■ Document extract ■
——————
Close X
Sunday, December 15, 2024
ADVT 
India

Why Mysore Beat Chandigarh As India's Cleanest City

Darpan News Desk IANS, 11 Mar, 2016 01:07 PM
    Chandigarh, India’s first planned city -- known for wide roads laid out in geometrical precision and large, green spaces that adorn neatly arranged rectangular neighbourhoods, called sectors -- faces an unlikely problem: How to collect, segregate and dispose its 25 truckloads of solid waste daily.
     
    Chandigarh’s 1.05 million people generate 370 tonnes of solid waste every day. The city employs 4,085 sweepers, which is 2.65 sweepers per km of road.
     
    Mysore, the former royal capital of old Mysore State, won the top spot in the central government’s sanitation survey, Swachh Sarvekshan. The city of 0.89 million people employs half the number of sweepers -- 1.37 sweepers per km -- but handles more solid waste, 410 tonnes, or 27 truck-loads, than Chandigarh. Mysore generates 0.45 kg of garbage per person daily, Chandigarh 0.35 kg.
——————
■ Data segment ■
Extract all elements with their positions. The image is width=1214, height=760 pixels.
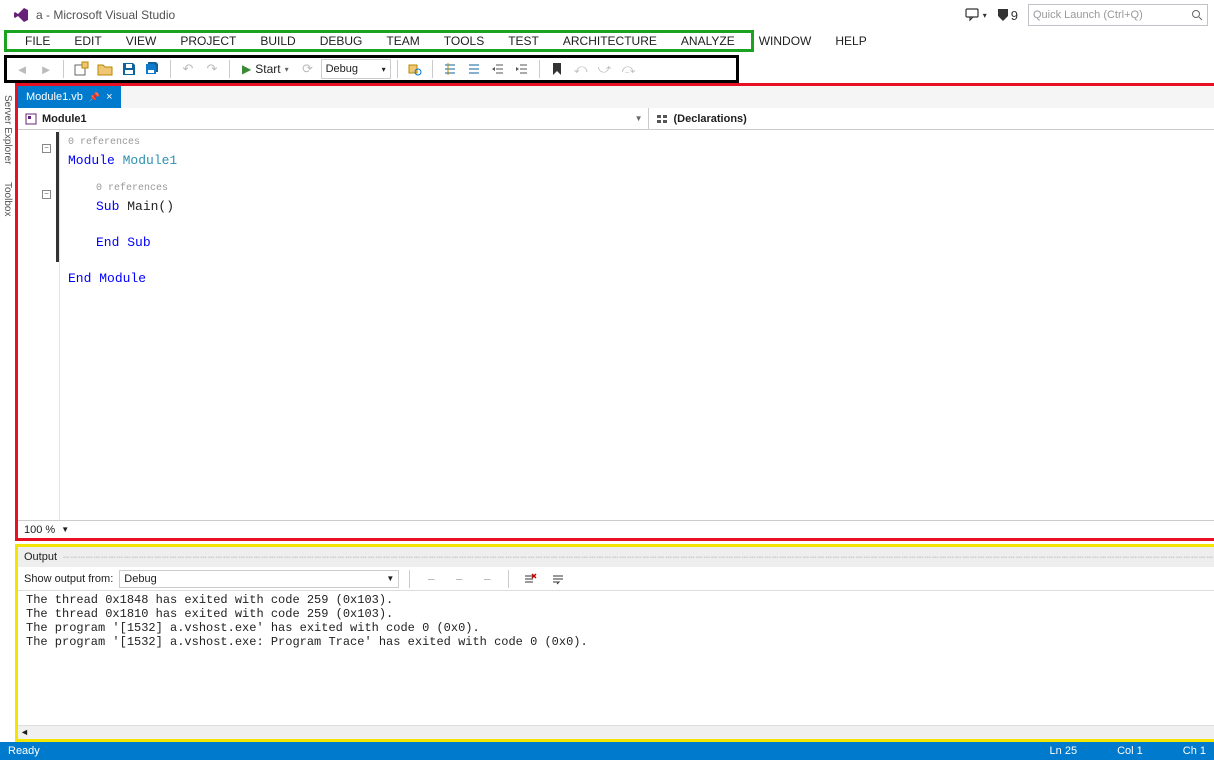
——————
■ The tasks ■
**A.** From the article on India's cleanest city, return the passage starting with "Chandigarh’s 1.05 million" and going on through "Chandigarh 0.35 kg.".
**B.** According to the article on India's cleanest city, how many sweepers does Chandigarh employ?
**C.** For each statement, say whether it agrees with the article on India's cleanest city. Answer yes or no, and quote the words that decide it.
(i) Chandigarh generates 370 tonnes of solid waste every day.
(ii) Mysore employs more sweepers per km of road than Chandigarh.
(iii) Mysore generates 0.45 kg of garbage per person daily.

■ Answers in order ■
**A.**
Chandigarh’s 1.05 million people generate 370 tonnes of solid waste every day. The city employs 4,085 sweepers, which is 2.65 sweepers per km of road.
     
    Mysore, the former royal capital of old Mysore State, won the top spot in the central government’s sanitation survey, Swachh Sarvekshan. The city of 0.89 million people employs half the number of sweepers -- 1.37 sweepers per km -- but handles more solid waste, 410 tonnes, or 27 truck-loads, than Chandigarh. Mysore generates 0.45 kg of garbage per person daily, Chandigarh 0.35 kg.

**B.** 4,085

**C.**
(i) Yes: "Chandigarh’s 1.05 million people generate 370 tonnes of solid waste every day."
(ii) No: "employs half the number of sweepers -- 1.37 sweepers per km"
(iii) Yes: "Mysore generates 0.45 kg of garbage per person daily"